__EXERCISE DESCRIPTION__
Using the string "programs" as the key, pull each matching line out of the records below.

Document transcription data:
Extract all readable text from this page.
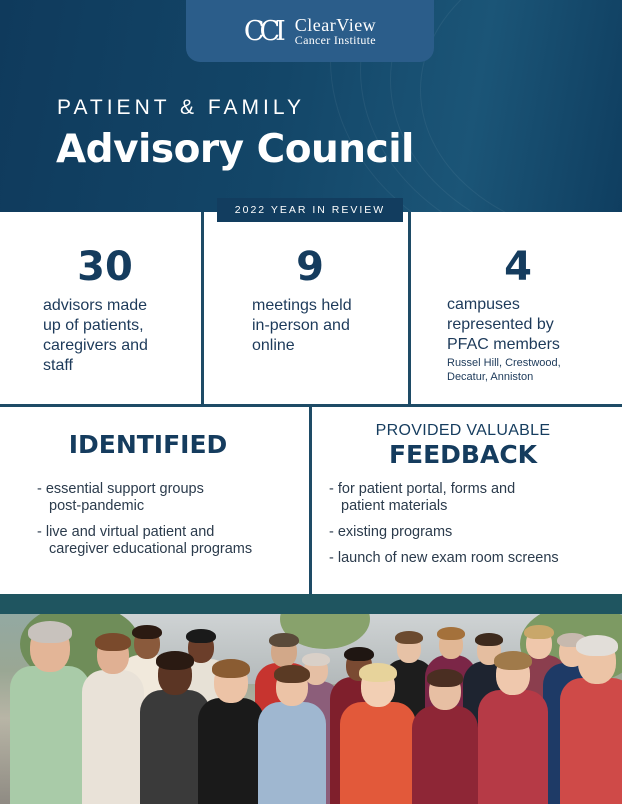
CCI ClearView
Cancer Institute
PATIENT & FAMILY
Advisory Council
2022 YEAR IN REVIEW
30
advisors made
up of patients,
caregivers and
staff
9
meetings held
in-person and
online
4
campuses
represented by
PFAC members
Russel Hill, Crestwood,
Decatur, Anniston
IDENTIFIED
- essential support groups
post-pandemic
- live and virtual patient and
caregiver educational programs
PROVIDED VALUABLE
FEEDBACK
- for patient portal, forms and
patient materials
- existing programs
- launch of new exam room screens
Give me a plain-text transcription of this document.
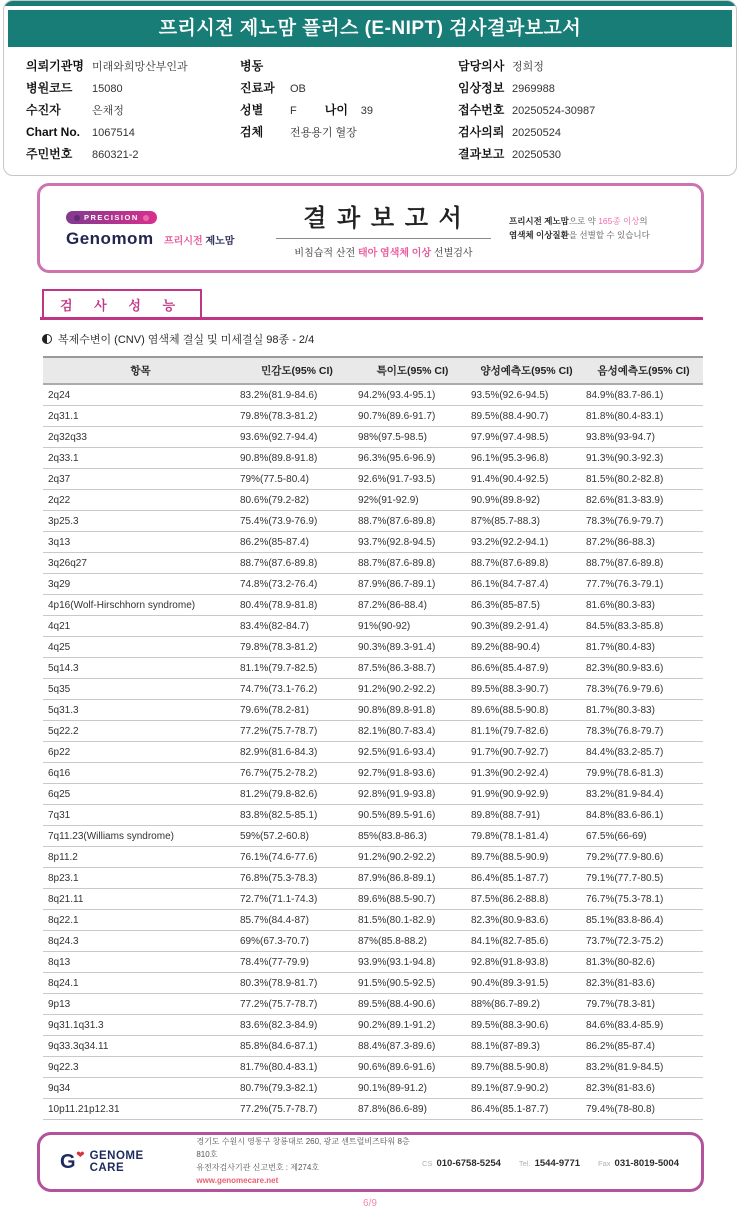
프리시전 제노맘 플러스 (E-NIPT) 검사결과보고서
의뢰기관명 미래와희망산부인과
병원코드 15080
수진자	은채정
Chart No. 1067514
주민번호 860321-2
병동
진료과 OB
성별 F 나이 39
검체 전용용기 혈장
담당의사 정희정
임상정보 2969988
접수번호 20250524-30987
검사의뢰 20250524
결과보고 20250530
PRECISION
Genomom 프리시전 제노맘
결 과 보 고 서
비침습적 산전 태아 염색체 이상 선별검사
프리시전 제노맘으로 약 165종 이상의
염색체 이상질환을 선별할 수 있습니다
검 사 성 능
복제수변이 (CNV) 염색체 결실 및 미세결실 98종 - 2/4
항목	민감도(95% CI)	특이도(95% CI)	양성예측도(95% CI)	음성예측도(95% CI)
2q24	83.2%(81.9-84.6)	94.2%(93.4-95.1)	93.5%(92.6-94.5)	84.9%(83.7-86.1)
2q31.1	79.8%(78.3-81.2)	90.7%(89.6-91.7)	89.5%(88.4-90.7)	81.8%(80.4-83.1)
2q32q33	93.6%(92.7-94.4)	98%(97.5-98.5)	97.9%(97.4-98.5)	93.8%(93-94.7)
2q33.1	90.8%(89.8-91.8)	96.3%(95.6-96.9)	96.1%(95.3-96.8)	91.3%(90.3-92.3)
2q37	79%(77.5-80.4)	92.6%(91.7-93.5)	91.4%(90.4-92.5)	81.5%(80.2-82.8)
2q22	80.6%(79.2-82)	92%(91-92.9)	90.9%(89.8-92)	82.6%(81.3-83.9)
3p25.3	75.4%(73.9-76.9)	88.7%(87.6-89.8)	87%(85.7-88.3)	78.3%(76.9-79.7)
3q13	86.2%(85-87.4)	93.7%(92.8-94.5)	93.2%(92.2-94.1)	87.2%(86-88.3)
3q26q27	88.7%(87.6-89.8)	88.7%(87.6-89.8)	88.7%(87.6-89.8)	88.7%(87.6-89.8)
3q29	74.8%(73.2-76.4)	87.9%(86.7-89.1)	86.1%(84.7-87.4)	77.7%(76.3-79.1)
4p16(Wolf-Hirschhorn syndrome)	80.4%(78.9-81.8)	87.2%(86-88.4)	86.3%(85-87.5)	81.6%(80.3-83)
4q21	83.4%(82-84.7)	91%(90-92)	90.3%(89.2-91.4)	84.5%(83.3-85.8)
4q25	79.8%(78.3-81.2)	90.3%(89.3-91.4)	89.2%(88-90.4)	81.7%(80.4-83)
5q14.3	81.1%(79.7-82.5)	87.5%(86.3-88.7)	86.6%(85.4-87.9)	82.3%(80.9-83.6)
5q35	74.7%(73.1-76.2)	91.2%(90.2-92.2)	89.5%(88.3-90.7)	78.3%(76.9-79.6)
5q31.3	79.6%(78.2-81)	90.8%(89.8-91.8)	89.6%(88.5-90.8)	81.7%(80.3-83)
5q22.2	77.2%(75.7-78.7)	82.1%(80.7-83.4)	81.1%(79.7-82.6)	78.3%(76.8-79.7)
6p22	82.9%(81.6-84.3)	92.5%(91.6-93.4)	91.7%(90.7-92.7)	84.4%(83.2-85.7)
6q16	76.7%(75.2-78.2)	92.7%(91.8-93.6)	91.3%(90.2-92.4)	79.9%(78.6-81.3)
6q25	81.2%(79.8-82.6)	92.8%(91.9-93.8)	91.9%(90.9-92.9)	83.2%(81.9-84.4)
7q31	83.8%(82.5-85.1)	90.5%(89.5-91.6)	89.8%(88.7-91)	84.8%(83.6-86.1)
7q11.23(Williams syndrome)	59%(57.2-60.8)	85%(83.8-86.3)	79.8%(78.1-81.4)	67.5%(66-69)
8p11.2	76.1%(74.6-77.6)	91.2%(90.2-92.2)	89.7%(88.5-90.9)	79.2%(77.9-80.6)
8p23.1	76.8%(75.3-78.3)	87.9%(86.8-89.1)	86.4%(85.1-87.7)	79.1%(77.7-80.5)
8q21.11	72.7%(71.1-74.3)	89.6%(88.5-90.7)	87.5%(86.2-88.8)	76.7%(75.3-78.1)
8q22.1	85.7%(84.4-87)	81.5%(80.1-82.9)	82.3%(80.9-83.6)	85.1%(83.8-86.4)
8q24.3	69%(67.3-70.7)	87%(85.8-88.2)	84.1%(82.7-85.6)	73.7%(72.3-75.2)
8q13	78.4%(77-79.9)	93.9%(93.1-94.8)	92.8%(91.8-93.8)	81.3%(80-82.6)
8q24.1	80.3%(78.9-81.7)	91.5%(90.5-92.5)	90.4%(89.3-91.5)	82.3%(81-83.6)
9p13	77.2%(75.7-78.7)	89.5%(88.4-90.6)	88%(86.7-89.2)	79.7%(78.3-81)
9q31.1q31.3	83.6%(82.3-84.9)	90.2%(89.1-91.2)	89.5%(88.3-90.6)	84.6%(83.4-85.9)
9q33.3q34.11	85.8%(84.6-87.1)	88.4%(87.3-89.6)	88.1%(87-89.3)	86.2%(85-87.4)
9q22.3	81.7%(80.4-83.1)	90.6%(89.6-91.6)	89.7%(88.5-90.8)	83.2%(81.9-84.5)
9q34	80.7%(79.3-82.1)	90.1%(89-91.2)	89.1%(87.9-90.2)	82.3%(81-83.6)
10p11.21p12.31	77.2%(75.7-78.7)	87.8%(86.6-89)	86.4%(85.1-87.7)	79.4%(78-80.8)
G ❤ GENOME CARE
경기도 수원시 영통구 창룡대로 260, 광교 센트럴비즈타워 8층 810호
유전자검사기관 신고번호 : 제274호
www.genomecare.net
CS 010-6758-5254 Tel. 1544-9771 Fax 031-8019-5004
6/9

__ANSWER SECTION__
caregiver educational programs
- existing programs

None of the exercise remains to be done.